Source text>
-- -- --

The economy of eighteenth-century France was dominated by the sugar trade, the most valuable commodity in their Atlantic market. Sugar profits were augmented through coerced somatic energy from enslaved labour in Caribbean and Lower Louisianan colonies. However, plantation modes of production did not produce many traditional foodstuffs such as wheat or livestock. Moreover, climates in Lower Louisiana and the Caribbean were not suitable for grain agriculture.1 How then did the French imperial government feed over half a million enslaved Africans and Indigenous peoples, and French colonials?

On the eve of the Seven Years’ War, a British official analyzing colonial acquisitions noted the importance of “That vast tract of land of fertile country, on the eastern side of the Mississippi,” which “has been by many historians called the garden of the world.” They emphasized this bit of empire’s “richness of […] soil”, navigability, and connectedness to other parts of North America via “seven large rivers which arise out of the Appalachian hills […] and empty themselves into the Mississippi.”2 (See Image 1) The region described here was the eastern portion of the Illinois Country, a borderland colony which, between approximately 1720 to 1763, was responsible for feeding vast portions of the French Atlantic market. In 1730, it exported 100,000 livres of flour to New Orleans; by 1748, this had increased eightfold.3

Hand-drawn map of the Mississippi River. Several communities and natural landmarks are identified on the west (upper side) and east (lower side) of the river.

-- -- --

Some records>
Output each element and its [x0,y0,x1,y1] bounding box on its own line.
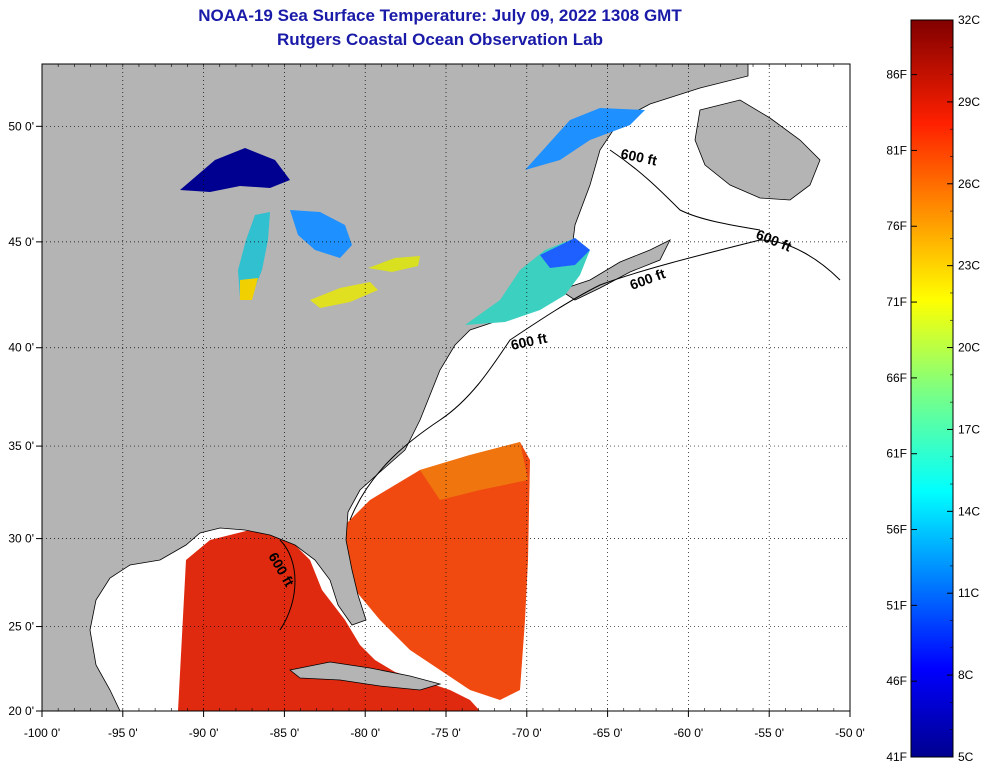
lon-tick-label: -85 0' [270,726,300,740]
colorbar-label-f: 76F [886,219,907,233]
colorbar-label-c: 14C [958,504,980,518]
colorbar-label-c: 29C [958,95,980,109]
lon-tick-label: -70 0' [512,726,542,740]
colorbar-label-f: 86F [886,68,907,82]
lon-tick-label: -65 0' [593,726,623,740]
contour-label: 600 ft [509,330,548,353]
colorbar-label-f: 56F [886,523,907,537]
sst-atlantic [340,442,530,700]
lon-tick-label: -80 0' [350,726,380,740]
lon-tick-label: -55 0' [754,726,784,740]
colorbar-label-f: 41F [886,750,907,764]
lake-ontario [368,256,420,272]
sst-st-lawrence [525,108,645,170]
lon-tick-label: -90 0' [189,726,219,740]
lon-tick-label: -100 0' [24,726,60,740]
isobath-600ft [279,149,841,631]
colorbar-label-c: 26C [958,177,980,191]
colorbar-label-c: 17C [958,422,980,436]
contour-label: 600 ft [619,145,658,168]
lat-tick-label: 40 0' [8,341,34,355]
map-title: NOAA-19 Sea Surface Temperature: July 09… [198,6,682,25]
colorbar-label-c: 23C [958,259,980,273]
lon-tick-label: -50 0' [835,726,865,740]
colorbar-label-f: 61F [886,447,907,461]
lon-tick-label: -95 0' [108,726,138,740]
colorbar-label-c: 5C [958,750,974,764]
colorbar-label-f: 66F [886,371,907,385]
lon-tick-label: -60 0' [674,726,704,740]
colorbar-label-c: 8C [958,668,974,682]
lake-huron [290,210,352,258]
colorbar-ticks: 32C 29C 26C 23C 20C 17C 14C 11C 8C 5C 86F 81F 76F 71F… [886,13,980,764]
lat-tick-label: 45 0' [8,235,34,249]
colorbar-label-f: 51F [886,598,907,612]
graticule [42,64,850,711]
map-subtitle: Rutgers Coastal Ocean Observation Lab [277,30,603,49]
colorbar-label-c: 32C [958,13,980,27]
colorbar-label-f: 71F [886,295,907,309]
lat-tick-label: 30 0' [8,532,34,546]
colorbar-label-c: 20C [958,341,980,355]
axis-ticks: -100 0' -95 0' -90 0' -85 0' -80 0' -75 0' -70… [8,64,865,740]
land-newfoundland [694,99,821,201]
lon-tick-label: -75 0' [431,726,461,740]
colorbar [910,19,954,758]
sst-gulf-caribbean [178,528,480,711]
lat-tick-label: 50 0' [8,119,34,133]
lake-michigan [238,212,270,300]
lake-superior [180,148,290,192]
land-north-america [41,63,749,712]
lat-tick-label: 20 0' [8,704,34,718]
colorbar-label-c: 11C [958,586,979,600]
land-nova-scotia [559,239,671,301]
lat-tick-label: 35 0' [8,439,34,453]
colorbar-label-f: 81F [886,143,907,157]
lake-erie [310,282,378,308]
lat-tick-label: 25 0' [8,620,34,634]
colorbar-label-f: 46F [886,674,907,688]
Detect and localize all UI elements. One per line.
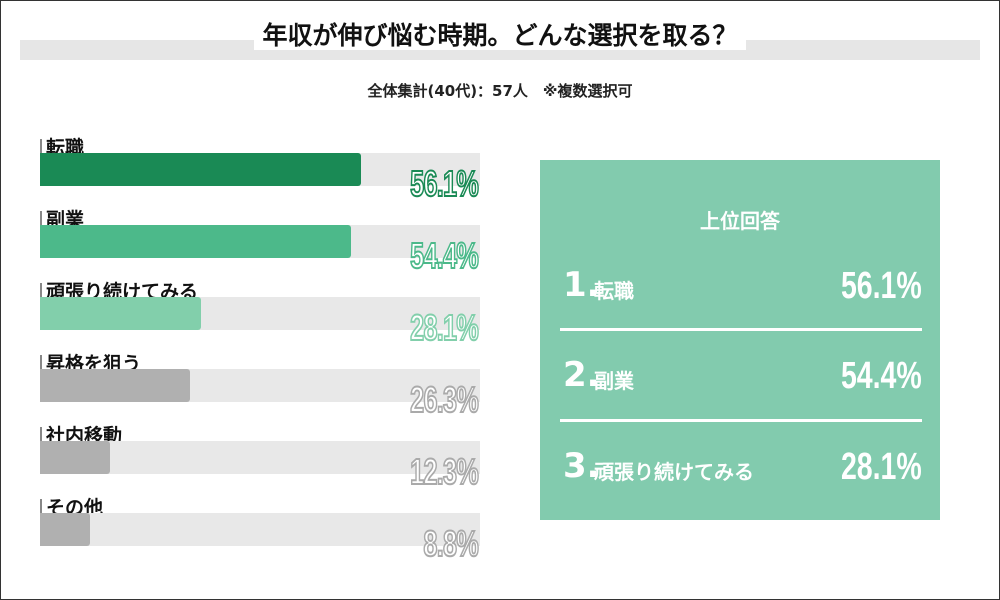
rank-label: 頑張り続けてみる (594, 460, 754, 484)
bar (40, 225, 351, 258)
bar-value-label: 26.3% (409, 378, 479, 421)
rank-value: 56.1% (841, 265, 922, 307)
bar-track: 28.1% (40, 297, 480, 349)
bar-row: 転職 56.1% (40, 137, 480, 211)
chart-title: 年収が伸び悩む時期。どんな選択を取る？ (0, 16, 1000, 52)
rank-item-1: 1. 転職 56.1% (560, 245, 922, 335)
rank-item-3: 3. 頑張り続けてみる 28.1% (560, 426, 922, 516)
chart-subtitle: 全体集計(40代)：57人 ※複数選択可 (367, 82, 633, 100)
bar-value-label: 56.1% (409, 162, 479, 205)
bar-track: 26.3% (40, 369, 480, 421)
bar-track: 12.3% (40, 441, 480, 493)
rank-value: 28.1% (841, 446, 922, 488)
bar (40, 513, 91, 546)
bar (40, 369, 191, 402)
rank-label: 副業 (594, 369, 634, 393)
bar-value-label: 12.3% (409, 450, 479, 493)
bar-track: 56.1% (40, 153, 480, 205)
bar-value-label: 8.8% (423, 522, 480, 565)
top-answers-panel: 上位回答 1. 転職 56.1% 2. 副業 54.4% 3. 頑張り続けてみる… (540, 160, 940, 520)
bar (40, 441, 111, 474)
divider (560, 328, 922, 331)
bar-value-label: 54.4% (409, 234, 479, 277)
rank-item-2: 2. 副業 54.4% (560, 335, 922, 425)
rank-number: 1. (563, 265, 600, 305)
bar-row: 頑張り続けてみる 28.1% (40, 281, 480, 355)
rank-number: 2. (563, 355, 600, 395)
bar-row: 昇格を狙う 26.3% (40, 353, 480, 427)
bar-track: 54.4% (40, 225, 480, 277)
bar-row: その他 8.8% (40, 497, 480, 571)
panel-title: 上位回答 (700, 209, 780, 233)
bar-row: 社内移動 12.3% (40, 425, 480, 499)
bar (40, 153, 361, 186)
bar-row: 副業 54.4% (40, 209, 480, 283)
bar-track: 8.8% (40, 513, 480, 565)
divider (560, 419, 922, 422)
chart-title-text: 年収が伸び悩む時期。どんな選択を取る？ (254, 21, 746, 50)
rank-number: 3. (563, 446, 600, 486)
bar (40, 297, 201, 330)
rank-label: 転職 (594, 279, 634, 303)
rank-value: 54.4% (841, 355, 922, 397)
bar-value-label: 28.1% (409, 306, 479, 349)
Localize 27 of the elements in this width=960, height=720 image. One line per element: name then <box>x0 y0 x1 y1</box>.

-- -- --

The problem> In the text about the Illinois Country, what amount of flour did the colony export to New Orleans in 1730?

Finished answer> 100,000 livres of flour.